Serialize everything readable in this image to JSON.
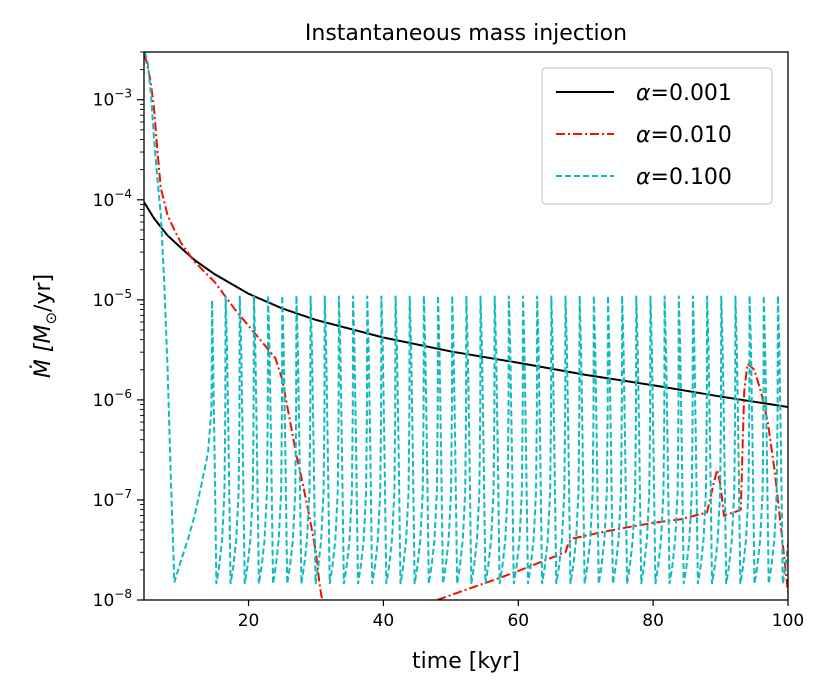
{
  "chart_data": {
    "type": "line",
    "title": "Instantaneous mass injection",
    "xlabel": "time [kyr]",
    "ylabel_prefix": "Ṁ [M",
    "ylabel_sub": "⊙",
    "ylabel_suffix": "/yr]",
    "xlim": [
      4.5,
      100
    ],
    "ylim": [
      1e-08,
      0.003
    ],
    "yscale": "log",
    "x_ticks": [
      20,
      40,
      60,
      80,
      100
    ],
    "x_tick_labels": [
      "20",
      "40",
      "60",
      "80",
      "100"
    ],
    "y_ticks": [
      1e-08,
      1e-07,
      1e-06,
      1e-05,
      0.0001,
      0.001
    ],
    "y_tick_bases": [
      "10",
      "10",
      "10",
      "10",
      "10",
      "10"
    ],
    "y_tick_exponents": [
      "−8",
      "−7",
      "−6",
      "−5",
      "−4",
      "−3"
    ],
    "legend_position": "top-right",
    "series": [
      {
        "name": "α=0.001",
        "legend_symbol": "α",
        "legend_value": "=0.001",
        "color": "#000000",
        "style": "solid",
        "x": [
          4.5,
          6,
          8,
          10,
          12,
          15,
          20,
          25,
          30,
          40,
          50,
          60,
          70,
          80,
          90,
          100
        ],
        "y": [
          9.5e-05,
          6.5e-05,
          4.4e-05,
          3.3e-05,
          2.5e-05,
          1.8e-05,
          1.15e-05,
          8.2e-06,
          6.3e-06,
          4.2e-06,
          3.05e-06,
          2.35e-06,
          1.78e-06,
          1.4e-06,
          1.08e-06,
          8.5e-07
        ]
      },
      {
        "name": "α=0.010",
        "legend_symbol": "α",
        "legend_value": "=0.010",
        "color": "#ee1100",
        "style": "dashdot",
        "x": [
          4.6,
          5,
          5.5,
          6,
          6.5,
          7,
          8,
          9,
          10,
          12,
          15,
          18,
          20,
          22,
          24,
          25,
          26,
          27,
          28,
          29,
          30,
          30.5,
          30.8,
          31
        ],
        "y": [
          0.0028,
          0.0022,
          0.0015,
          0.0008,
          0.0003,
          0.00013,
          7e-05,
          5e-05,
          3.7e-05,
          2.4e-05,
          1.5e-05,
          8e-06,
          5.5e-06,
          3.8e-06,
          2.6e-06,
          1.6e-06,
          7e-07,
          3e-07,
          1.5e-07,
          7e-08,
          3e-08,
          1.5e-08,
          1.1e-08,
          1e-08
        ],
        "x2": [
          48,
          52,
          56,
          60,
          64,
          67,
          67.5,
          68,
          72,
          76,
          80,
          84,
          88,
          89,
          89.5,
          90,
          90.5,
          91,
          92,
          93,
          93.5,
          94,
          95,
          96,
          97,
          98,
          99,
          100
        ],
        "y2": [
          1e-08,
          1.25e-08,
          1.55e-08,
          1.95e-08,
          2.5e-08,
          3e-08,
          3.8e-08,
          4.1e-08,
          4.7e-08,
          5.3e-08,
          5.9e-08,
          6.4e-08,
          7.5e-08,
          1.5e-07,
          2e-07,
          1.4e-07,
          7e-08,
          7.2e-08,
          7.5e-08,
          8e-08,
          1.2e-06,
          2.3e-06,
          2e-06,
          1.2e-06,
          6e-07,
          2e-07,
          5e-08,
          1.2e-08
        ]
      },
      {
        "name": "α=0.100",
        "legend_symbol": "α",
        "legend_value": "=0.100",
        "color": "#11bbbb",
        "style": "dashed",
        "initial_x": [
          4.6,
          5,
          5.5,
          6,
          6.5,
          7,
          7.5,
          8,
          8.5,
          9,
          10,
          11,
          12,
          13,
          14,
          14.5
        ],
        "initial_y": [
          0.003,
          0.0025,
          0.0012,
          0.0004,
          0.00016,
          7e-05,
          1.5e-05,
          2e-06,
          1.5e-07,
          1.5e-08,
          2.5e-08,
          4e-08,
          7e-08,
          1.4e-07,
          3e-07,
          8e-07
        ],
        "oscillation_peaks": [
          14.5,
          16.6,
          18.7,
          20.8,
          22.9,
          25.0,
          27.1,
          29.2,
          31.3,
          33.4,
          35.5,
          37.6,
          39.7,
          41.8,
          43.9,
          46.0,
          48.1,
          50.2,
          52.3,
          54.4,
          56.5,
          58.6,
          60.7,
          62.8,
          64.9,
          67.0,
          69.1,
          71.2,
          73.3,
          75.4,
          77.5,
          79.6,
          81.7,
          83.8,
          85.9,
          88.0,
          90.1,
          92.2,
          94.3,
          96.4,
          98.5
        ],
        "oscillation_peak_value": 1.1e-05,
        "oscillation_trough_value": 1.45e-08
      }
    ]
  }
}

◆ ◆ ◆ ◆

Directions -
From the data above, pick out each line containing "color" and copy it.

Problem solution -
        "color": "#000000",
        "color": "#ee1100",
        "color": "#11bbbb",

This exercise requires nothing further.